## Collection entries
-=-=-

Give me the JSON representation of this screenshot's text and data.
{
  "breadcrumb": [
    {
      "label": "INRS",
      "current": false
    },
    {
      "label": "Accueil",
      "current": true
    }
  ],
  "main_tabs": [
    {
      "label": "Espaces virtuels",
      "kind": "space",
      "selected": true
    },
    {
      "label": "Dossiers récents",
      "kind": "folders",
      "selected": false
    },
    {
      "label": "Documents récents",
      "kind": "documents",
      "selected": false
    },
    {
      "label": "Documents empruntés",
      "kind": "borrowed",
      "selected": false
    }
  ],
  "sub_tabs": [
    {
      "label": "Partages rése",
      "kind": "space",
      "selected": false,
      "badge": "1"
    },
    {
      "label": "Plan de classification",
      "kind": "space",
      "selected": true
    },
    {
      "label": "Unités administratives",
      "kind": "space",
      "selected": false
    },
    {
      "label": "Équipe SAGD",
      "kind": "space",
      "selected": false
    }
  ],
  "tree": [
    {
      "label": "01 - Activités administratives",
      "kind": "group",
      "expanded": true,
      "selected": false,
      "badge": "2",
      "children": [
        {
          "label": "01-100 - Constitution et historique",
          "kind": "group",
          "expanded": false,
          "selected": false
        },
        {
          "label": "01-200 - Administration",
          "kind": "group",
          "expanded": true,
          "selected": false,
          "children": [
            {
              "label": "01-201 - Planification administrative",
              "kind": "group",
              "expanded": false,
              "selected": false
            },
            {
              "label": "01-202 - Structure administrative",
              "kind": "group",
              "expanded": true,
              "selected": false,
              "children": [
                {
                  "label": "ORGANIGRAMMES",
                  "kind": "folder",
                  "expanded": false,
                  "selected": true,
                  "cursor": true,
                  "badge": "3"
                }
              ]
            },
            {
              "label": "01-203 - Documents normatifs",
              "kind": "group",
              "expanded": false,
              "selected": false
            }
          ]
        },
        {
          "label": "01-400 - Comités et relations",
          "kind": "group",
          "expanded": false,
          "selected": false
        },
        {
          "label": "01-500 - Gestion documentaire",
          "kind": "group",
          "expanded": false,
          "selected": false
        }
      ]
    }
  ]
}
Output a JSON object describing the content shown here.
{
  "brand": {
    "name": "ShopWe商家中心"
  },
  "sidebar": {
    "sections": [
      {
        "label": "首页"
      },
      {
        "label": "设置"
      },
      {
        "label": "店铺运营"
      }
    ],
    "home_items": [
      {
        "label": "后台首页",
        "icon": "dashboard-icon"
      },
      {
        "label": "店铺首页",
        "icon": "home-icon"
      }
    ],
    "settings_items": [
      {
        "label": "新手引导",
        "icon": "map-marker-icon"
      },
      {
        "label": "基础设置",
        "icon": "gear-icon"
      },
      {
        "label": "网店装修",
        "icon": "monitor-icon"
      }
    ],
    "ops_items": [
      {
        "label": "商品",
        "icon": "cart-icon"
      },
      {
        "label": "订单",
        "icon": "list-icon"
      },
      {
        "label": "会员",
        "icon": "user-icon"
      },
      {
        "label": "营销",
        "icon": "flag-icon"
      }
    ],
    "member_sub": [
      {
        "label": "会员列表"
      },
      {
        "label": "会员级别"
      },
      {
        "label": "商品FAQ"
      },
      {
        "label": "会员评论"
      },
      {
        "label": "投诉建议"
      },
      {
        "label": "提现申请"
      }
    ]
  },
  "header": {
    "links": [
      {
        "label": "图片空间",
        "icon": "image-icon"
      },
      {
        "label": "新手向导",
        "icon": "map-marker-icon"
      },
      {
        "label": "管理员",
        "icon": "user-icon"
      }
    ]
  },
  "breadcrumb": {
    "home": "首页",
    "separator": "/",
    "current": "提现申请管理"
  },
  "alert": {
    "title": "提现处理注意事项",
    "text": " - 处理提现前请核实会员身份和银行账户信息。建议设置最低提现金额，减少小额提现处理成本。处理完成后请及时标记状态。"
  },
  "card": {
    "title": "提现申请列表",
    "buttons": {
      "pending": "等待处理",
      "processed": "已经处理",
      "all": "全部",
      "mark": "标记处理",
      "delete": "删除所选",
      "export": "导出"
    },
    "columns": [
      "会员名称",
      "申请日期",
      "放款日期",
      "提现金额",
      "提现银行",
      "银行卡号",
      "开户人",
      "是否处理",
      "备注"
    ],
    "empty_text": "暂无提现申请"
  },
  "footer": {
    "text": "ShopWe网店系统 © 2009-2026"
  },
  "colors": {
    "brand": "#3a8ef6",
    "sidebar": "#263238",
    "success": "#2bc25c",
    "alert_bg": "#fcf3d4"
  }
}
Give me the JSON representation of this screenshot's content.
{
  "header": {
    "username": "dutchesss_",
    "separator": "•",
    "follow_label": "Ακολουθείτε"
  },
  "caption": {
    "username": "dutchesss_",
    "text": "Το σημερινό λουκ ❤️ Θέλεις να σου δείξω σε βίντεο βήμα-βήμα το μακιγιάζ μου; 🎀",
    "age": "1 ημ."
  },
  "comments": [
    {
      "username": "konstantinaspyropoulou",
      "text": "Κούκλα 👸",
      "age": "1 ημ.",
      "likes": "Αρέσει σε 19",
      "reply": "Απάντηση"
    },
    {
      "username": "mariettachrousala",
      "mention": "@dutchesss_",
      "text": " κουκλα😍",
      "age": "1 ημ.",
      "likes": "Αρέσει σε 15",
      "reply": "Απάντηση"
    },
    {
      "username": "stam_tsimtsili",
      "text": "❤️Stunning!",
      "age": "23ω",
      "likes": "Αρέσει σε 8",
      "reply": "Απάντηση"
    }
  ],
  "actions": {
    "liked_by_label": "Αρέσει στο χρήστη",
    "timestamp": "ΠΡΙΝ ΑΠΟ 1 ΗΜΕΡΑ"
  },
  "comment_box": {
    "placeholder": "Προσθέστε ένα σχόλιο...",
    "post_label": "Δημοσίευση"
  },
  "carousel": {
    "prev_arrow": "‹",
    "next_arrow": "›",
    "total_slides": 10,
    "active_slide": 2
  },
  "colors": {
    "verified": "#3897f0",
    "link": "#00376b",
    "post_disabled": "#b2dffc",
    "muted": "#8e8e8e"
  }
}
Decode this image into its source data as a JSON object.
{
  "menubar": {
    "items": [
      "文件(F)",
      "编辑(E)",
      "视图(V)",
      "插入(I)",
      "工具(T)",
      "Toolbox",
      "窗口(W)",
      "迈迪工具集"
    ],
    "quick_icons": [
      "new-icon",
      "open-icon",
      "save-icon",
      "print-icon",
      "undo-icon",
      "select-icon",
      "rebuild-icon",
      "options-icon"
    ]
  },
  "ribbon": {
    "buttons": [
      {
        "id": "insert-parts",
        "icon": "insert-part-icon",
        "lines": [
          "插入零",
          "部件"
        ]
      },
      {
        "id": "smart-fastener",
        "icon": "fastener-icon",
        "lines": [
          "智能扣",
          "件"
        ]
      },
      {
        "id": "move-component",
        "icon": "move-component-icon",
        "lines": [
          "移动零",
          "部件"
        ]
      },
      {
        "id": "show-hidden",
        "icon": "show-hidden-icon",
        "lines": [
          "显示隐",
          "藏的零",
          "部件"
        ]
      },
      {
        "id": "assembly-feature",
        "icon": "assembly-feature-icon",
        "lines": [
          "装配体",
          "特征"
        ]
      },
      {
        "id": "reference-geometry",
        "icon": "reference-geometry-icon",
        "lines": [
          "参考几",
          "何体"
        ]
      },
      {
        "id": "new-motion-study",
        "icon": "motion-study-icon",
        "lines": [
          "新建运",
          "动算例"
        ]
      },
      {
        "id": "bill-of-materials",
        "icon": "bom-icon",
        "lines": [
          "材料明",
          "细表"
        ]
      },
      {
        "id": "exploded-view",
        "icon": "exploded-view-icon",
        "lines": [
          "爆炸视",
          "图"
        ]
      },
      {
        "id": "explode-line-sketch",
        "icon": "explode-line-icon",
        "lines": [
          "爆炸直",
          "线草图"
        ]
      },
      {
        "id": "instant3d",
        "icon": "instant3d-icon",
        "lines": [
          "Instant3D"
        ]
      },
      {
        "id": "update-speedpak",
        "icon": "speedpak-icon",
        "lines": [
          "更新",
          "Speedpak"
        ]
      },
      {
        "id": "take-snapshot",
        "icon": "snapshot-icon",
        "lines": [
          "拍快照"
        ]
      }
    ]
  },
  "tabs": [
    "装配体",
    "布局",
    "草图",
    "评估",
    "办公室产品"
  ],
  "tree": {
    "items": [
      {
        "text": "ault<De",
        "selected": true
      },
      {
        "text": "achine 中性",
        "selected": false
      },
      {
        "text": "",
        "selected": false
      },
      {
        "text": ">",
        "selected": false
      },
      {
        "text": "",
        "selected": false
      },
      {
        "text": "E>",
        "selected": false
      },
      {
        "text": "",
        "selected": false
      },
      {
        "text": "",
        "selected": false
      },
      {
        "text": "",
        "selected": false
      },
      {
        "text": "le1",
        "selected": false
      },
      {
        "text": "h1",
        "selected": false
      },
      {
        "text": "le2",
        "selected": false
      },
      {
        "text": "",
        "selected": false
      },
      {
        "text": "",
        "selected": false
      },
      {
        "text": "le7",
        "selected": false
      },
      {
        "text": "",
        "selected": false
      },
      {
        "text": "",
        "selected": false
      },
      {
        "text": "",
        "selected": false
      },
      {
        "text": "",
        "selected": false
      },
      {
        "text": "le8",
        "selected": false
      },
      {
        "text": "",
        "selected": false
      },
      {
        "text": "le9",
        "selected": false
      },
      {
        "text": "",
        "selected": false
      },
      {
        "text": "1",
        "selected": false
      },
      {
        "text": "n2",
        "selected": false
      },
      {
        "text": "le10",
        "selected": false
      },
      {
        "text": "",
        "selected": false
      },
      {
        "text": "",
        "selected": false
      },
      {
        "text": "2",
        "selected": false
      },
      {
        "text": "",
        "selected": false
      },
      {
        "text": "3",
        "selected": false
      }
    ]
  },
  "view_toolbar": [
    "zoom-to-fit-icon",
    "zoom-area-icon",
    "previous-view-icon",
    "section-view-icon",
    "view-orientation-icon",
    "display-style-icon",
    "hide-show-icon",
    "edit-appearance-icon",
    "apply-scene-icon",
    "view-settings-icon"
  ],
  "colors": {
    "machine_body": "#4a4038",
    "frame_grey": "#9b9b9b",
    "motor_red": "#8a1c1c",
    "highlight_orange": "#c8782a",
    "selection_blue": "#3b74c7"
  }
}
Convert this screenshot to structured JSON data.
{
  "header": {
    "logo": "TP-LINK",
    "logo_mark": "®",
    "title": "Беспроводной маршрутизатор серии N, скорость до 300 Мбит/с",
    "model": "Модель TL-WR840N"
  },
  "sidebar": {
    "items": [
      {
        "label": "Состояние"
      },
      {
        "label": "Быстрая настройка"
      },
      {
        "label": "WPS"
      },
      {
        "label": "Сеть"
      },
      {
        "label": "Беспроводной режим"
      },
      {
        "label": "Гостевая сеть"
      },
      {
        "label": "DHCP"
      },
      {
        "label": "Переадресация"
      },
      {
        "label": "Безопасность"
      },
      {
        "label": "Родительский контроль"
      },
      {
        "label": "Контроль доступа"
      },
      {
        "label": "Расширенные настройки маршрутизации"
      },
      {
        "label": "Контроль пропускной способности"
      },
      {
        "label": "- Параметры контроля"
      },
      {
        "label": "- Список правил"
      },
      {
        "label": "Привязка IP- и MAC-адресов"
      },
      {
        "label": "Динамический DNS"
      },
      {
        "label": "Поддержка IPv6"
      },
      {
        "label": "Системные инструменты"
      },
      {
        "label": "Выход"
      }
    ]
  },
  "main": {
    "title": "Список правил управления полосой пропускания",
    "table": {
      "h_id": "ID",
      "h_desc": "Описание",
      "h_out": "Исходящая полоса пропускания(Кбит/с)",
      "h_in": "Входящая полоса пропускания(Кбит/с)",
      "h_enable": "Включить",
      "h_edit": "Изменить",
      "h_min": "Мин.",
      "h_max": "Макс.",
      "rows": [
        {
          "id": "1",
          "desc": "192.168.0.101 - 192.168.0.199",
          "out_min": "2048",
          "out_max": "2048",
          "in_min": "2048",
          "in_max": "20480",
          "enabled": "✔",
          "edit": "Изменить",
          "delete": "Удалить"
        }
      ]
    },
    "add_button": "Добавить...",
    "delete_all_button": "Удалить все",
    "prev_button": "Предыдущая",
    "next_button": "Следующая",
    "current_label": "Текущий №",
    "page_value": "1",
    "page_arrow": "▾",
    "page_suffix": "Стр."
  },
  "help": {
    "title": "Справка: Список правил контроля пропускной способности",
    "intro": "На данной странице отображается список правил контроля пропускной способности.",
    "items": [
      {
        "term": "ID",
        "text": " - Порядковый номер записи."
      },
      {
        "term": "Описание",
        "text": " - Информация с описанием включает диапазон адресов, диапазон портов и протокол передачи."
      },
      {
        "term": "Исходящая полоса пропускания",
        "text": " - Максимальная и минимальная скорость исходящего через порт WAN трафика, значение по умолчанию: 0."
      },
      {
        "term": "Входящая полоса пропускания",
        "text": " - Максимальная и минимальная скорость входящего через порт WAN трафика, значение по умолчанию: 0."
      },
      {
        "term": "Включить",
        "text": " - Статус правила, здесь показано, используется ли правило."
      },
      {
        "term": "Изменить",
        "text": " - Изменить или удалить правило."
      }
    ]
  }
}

-=-=-

## Your goal
Show every line in the records above that contains the word "Give".

## Finished answer
Give me the JSON representation of this screenshot's text and data.
Give me the JSON representation of this screenshot's content.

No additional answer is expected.